### TASK INPUTS
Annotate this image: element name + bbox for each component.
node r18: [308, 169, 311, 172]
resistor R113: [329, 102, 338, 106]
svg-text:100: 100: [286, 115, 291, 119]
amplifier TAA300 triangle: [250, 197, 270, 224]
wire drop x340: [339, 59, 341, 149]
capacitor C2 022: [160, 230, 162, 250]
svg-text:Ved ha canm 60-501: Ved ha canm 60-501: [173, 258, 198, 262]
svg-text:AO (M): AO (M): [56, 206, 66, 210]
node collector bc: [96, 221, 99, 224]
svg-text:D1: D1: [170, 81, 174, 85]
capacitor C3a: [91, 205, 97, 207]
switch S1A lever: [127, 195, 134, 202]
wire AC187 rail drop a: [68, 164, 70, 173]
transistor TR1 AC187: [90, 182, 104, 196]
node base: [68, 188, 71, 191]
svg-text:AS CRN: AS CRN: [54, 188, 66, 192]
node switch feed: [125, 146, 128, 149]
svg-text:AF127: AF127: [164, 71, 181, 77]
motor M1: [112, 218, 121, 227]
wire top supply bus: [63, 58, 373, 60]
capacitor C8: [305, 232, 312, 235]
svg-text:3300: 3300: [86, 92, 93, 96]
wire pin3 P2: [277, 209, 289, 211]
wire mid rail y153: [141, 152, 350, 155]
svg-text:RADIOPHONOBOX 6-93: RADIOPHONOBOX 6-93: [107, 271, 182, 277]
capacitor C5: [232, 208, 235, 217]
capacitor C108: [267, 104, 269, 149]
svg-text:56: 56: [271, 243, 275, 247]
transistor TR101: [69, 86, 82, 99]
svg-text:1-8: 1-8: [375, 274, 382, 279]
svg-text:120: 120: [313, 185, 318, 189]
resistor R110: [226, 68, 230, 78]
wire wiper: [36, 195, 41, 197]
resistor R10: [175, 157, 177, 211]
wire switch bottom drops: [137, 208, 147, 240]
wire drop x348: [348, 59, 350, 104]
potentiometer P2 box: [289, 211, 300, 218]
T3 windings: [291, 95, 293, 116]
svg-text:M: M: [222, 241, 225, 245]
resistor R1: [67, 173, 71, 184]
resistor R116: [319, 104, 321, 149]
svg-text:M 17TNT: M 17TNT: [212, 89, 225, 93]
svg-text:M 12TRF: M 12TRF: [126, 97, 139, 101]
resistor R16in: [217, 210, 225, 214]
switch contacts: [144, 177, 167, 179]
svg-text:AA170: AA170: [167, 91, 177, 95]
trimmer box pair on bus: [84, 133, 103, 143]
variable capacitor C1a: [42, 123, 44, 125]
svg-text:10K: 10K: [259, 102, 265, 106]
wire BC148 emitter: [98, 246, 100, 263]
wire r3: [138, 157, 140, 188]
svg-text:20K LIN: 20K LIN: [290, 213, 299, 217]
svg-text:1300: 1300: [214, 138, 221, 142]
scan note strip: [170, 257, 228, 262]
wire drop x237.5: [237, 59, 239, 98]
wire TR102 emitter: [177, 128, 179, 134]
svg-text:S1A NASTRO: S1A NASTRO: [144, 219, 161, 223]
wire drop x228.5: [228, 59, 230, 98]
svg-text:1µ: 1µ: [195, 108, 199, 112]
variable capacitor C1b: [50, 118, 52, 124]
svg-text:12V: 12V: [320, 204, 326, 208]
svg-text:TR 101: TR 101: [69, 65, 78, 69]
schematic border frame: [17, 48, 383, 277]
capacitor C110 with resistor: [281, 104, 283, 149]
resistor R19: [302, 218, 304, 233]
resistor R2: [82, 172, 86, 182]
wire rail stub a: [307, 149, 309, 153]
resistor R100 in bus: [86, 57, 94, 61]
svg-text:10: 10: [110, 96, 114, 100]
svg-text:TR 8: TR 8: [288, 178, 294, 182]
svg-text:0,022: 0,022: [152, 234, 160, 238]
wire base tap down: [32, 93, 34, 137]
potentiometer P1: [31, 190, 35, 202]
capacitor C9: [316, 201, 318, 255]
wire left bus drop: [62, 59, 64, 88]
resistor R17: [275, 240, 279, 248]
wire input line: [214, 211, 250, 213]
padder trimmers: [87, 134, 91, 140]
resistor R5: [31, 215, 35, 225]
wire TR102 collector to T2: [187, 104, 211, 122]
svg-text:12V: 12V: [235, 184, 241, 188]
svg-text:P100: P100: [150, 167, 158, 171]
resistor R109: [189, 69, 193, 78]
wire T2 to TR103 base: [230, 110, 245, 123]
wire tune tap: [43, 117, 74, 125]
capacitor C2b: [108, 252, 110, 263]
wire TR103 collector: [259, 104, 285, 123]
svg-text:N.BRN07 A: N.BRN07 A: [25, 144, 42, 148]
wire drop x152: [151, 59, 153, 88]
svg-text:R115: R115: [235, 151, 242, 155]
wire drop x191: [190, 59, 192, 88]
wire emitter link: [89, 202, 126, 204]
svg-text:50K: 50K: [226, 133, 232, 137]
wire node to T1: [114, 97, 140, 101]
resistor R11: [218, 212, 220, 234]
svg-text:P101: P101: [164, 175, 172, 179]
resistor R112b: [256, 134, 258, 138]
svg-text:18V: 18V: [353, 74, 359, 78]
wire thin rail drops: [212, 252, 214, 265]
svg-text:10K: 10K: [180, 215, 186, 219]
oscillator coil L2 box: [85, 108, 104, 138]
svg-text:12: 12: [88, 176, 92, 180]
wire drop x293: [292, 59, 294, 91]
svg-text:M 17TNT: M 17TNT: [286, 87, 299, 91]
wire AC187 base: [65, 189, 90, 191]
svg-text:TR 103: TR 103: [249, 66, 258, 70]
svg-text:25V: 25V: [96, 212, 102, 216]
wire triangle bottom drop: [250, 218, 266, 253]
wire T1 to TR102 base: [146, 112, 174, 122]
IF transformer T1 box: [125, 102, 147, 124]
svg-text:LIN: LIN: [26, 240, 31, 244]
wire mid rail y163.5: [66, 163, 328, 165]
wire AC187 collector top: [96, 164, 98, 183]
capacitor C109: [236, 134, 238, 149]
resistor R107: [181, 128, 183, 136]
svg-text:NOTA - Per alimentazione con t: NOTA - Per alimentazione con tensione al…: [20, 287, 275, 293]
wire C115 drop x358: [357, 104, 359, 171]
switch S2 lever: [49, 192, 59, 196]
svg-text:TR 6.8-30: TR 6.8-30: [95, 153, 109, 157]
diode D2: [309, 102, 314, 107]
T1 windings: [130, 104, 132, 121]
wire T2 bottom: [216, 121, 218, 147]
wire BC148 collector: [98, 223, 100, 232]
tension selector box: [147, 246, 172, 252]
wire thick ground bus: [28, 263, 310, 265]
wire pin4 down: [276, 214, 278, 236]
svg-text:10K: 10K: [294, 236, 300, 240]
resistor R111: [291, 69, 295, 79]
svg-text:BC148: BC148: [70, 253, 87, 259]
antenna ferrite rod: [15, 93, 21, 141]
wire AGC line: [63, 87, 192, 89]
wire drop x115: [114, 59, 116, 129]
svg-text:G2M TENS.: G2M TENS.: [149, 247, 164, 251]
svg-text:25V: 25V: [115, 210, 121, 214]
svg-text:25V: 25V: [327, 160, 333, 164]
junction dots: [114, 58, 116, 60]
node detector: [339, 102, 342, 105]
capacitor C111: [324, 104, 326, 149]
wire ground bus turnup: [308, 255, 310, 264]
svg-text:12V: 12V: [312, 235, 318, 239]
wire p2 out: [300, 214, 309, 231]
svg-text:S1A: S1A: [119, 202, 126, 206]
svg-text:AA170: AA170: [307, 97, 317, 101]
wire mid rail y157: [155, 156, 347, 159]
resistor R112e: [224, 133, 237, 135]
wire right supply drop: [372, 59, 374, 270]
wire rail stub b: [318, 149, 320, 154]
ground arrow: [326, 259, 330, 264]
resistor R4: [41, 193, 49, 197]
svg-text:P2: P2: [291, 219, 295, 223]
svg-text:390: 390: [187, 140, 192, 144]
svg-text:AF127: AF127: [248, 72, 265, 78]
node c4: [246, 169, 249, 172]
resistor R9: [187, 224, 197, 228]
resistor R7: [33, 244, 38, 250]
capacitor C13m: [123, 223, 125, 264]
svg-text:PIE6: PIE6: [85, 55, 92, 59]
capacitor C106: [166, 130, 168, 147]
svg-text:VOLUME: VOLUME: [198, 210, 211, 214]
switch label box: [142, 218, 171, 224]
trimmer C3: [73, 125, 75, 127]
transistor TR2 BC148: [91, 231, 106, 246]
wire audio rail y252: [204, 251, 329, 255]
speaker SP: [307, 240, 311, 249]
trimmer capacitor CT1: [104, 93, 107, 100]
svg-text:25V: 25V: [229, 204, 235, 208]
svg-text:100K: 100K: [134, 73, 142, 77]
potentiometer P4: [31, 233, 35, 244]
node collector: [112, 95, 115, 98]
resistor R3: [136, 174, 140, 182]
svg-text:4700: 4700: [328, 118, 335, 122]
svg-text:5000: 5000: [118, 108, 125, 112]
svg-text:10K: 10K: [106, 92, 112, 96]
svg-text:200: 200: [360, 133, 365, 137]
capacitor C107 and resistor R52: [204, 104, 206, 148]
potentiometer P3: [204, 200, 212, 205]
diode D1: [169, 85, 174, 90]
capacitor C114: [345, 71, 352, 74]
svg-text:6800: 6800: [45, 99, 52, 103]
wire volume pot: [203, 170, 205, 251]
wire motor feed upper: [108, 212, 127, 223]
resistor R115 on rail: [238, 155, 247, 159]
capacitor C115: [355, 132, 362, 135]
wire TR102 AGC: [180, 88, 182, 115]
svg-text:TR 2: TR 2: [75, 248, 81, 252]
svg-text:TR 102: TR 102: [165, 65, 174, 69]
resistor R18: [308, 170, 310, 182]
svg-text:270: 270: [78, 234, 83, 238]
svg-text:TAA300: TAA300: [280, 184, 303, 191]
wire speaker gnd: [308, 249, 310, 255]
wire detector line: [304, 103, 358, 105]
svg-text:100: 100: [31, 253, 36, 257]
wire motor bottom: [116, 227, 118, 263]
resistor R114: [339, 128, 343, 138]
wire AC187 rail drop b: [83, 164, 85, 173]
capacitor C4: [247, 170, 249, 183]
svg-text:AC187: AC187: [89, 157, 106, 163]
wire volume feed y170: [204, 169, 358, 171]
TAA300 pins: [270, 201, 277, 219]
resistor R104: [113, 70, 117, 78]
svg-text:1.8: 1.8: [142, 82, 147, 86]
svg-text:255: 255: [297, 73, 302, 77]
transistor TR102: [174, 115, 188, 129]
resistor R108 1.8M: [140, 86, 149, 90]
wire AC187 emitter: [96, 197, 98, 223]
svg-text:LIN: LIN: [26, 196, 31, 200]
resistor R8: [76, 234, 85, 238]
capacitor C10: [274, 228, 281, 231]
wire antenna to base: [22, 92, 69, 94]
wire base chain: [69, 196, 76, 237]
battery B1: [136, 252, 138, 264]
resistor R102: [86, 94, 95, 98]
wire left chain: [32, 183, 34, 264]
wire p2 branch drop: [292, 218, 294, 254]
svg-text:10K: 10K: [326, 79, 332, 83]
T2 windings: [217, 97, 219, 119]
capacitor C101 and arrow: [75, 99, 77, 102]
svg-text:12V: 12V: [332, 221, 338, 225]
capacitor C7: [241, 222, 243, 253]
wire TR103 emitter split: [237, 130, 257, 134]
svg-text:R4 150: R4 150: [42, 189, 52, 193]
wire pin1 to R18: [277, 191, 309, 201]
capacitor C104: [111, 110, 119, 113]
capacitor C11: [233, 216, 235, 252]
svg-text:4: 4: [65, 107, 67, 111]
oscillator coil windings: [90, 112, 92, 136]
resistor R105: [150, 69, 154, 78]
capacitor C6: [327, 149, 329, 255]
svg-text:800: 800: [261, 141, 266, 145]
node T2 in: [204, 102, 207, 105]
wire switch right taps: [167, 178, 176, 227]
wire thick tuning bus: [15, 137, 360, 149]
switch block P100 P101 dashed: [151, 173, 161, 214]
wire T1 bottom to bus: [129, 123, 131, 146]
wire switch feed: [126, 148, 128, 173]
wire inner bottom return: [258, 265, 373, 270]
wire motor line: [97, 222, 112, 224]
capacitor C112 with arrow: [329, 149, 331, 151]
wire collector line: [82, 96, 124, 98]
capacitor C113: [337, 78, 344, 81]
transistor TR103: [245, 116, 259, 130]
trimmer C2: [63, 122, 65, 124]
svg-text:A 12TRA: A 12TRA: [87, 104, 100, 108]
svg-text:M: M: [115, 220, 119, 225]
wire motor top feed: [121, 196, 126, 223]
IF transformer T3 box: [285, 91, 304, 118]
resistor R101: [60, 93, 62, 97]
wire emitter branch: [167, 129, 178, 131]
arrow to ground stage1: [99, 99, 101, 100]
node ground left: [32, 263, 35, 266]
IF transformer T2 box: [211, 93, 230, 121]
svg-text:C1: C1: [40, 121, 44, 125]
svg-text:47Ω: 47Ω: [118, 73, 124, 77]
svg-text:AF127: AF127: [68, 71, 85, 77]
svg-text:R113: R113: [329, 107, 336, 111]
######
■ **STATED PROBLEM**
Format the records as a JSON list of strings, one string per line and no blank lines, starting at the first line of the records and ending at the line containing "svg-text:1-8: 1-8: [375, 274, 382, 279]", with both ends included.

■ **OUTPUT FOR THIS EXERCISE**
[
  "Annotate this image: element name + bbox for each component.",
  "node r18: [308, 169, 311, 172]",
  "resistor R113: [329, 102, 338, 106]",
  "svg-text:100: 100: [286, 115, 291, 119]",
  "amplifier TAA300 triangle: [250, 197, 270, 224]",
  "wire drop x340: [339, 59, 341, 149]",
  "capacitor C2 022: [160, 230, 162, 250]",
  "svg-text:Ved ha canm 60-501: Ved ha canm 60-501: [173, 258, 198, 262]",
  "svg-text:AO (M): AO (M): [56, 206, 66, 210]",
  "node collector bc: [96, 221, 99, 224]",
  "svg-text:D1: D1: [170, 81, 174, 85]",
  "capacitor C3a: [91, 205, 97, 207]",
  "switch S1A lever: [127, 195, 134, 202]",
  "wire AC187 rail drop a: [68, 164, 70, 173]",
  "transistor TR1 AC187: [90, 182, 104, 196]",
  "node base: [68, 188, 71, 191]",
  "svg-text:AS CRN: AS CRN: [54, 188, 66, 192]",
  "node switch feed: [125, 146, 128, 149]",
  "svg-text:AF127: AF127: [164, 71, 181, 77]",
  "motor M1: [112, 218, 121, 227]",
  "wire top supply bus: [63, 58, 373, 60]",
  "capacitor C8: [305, 232, 312, 235]",
  "svg-text:3300: 3300: [86, 92, 93, 96]",
  "wire pin3 P2: [277, 209, 289, 211]",
  "wire mid rail y153: [141, 152, 350, 155]",
  "svg-text:RADIOPHONOBOX 6-93: RADIOPHONOBOX 6-93: [107, 271, 182, 277]",
  "capacitor C5: [232, 208, 235, 217]",
  "capacitor C108: [267, 104, 269, 149]",
  "svg-text:56: 56: [271, 243, 275, 247]",
  "transistor TR101: [69, 86, 82, 99]",
  "svg-text:1-8: 1-8: [375, 274, 382, 279]"
]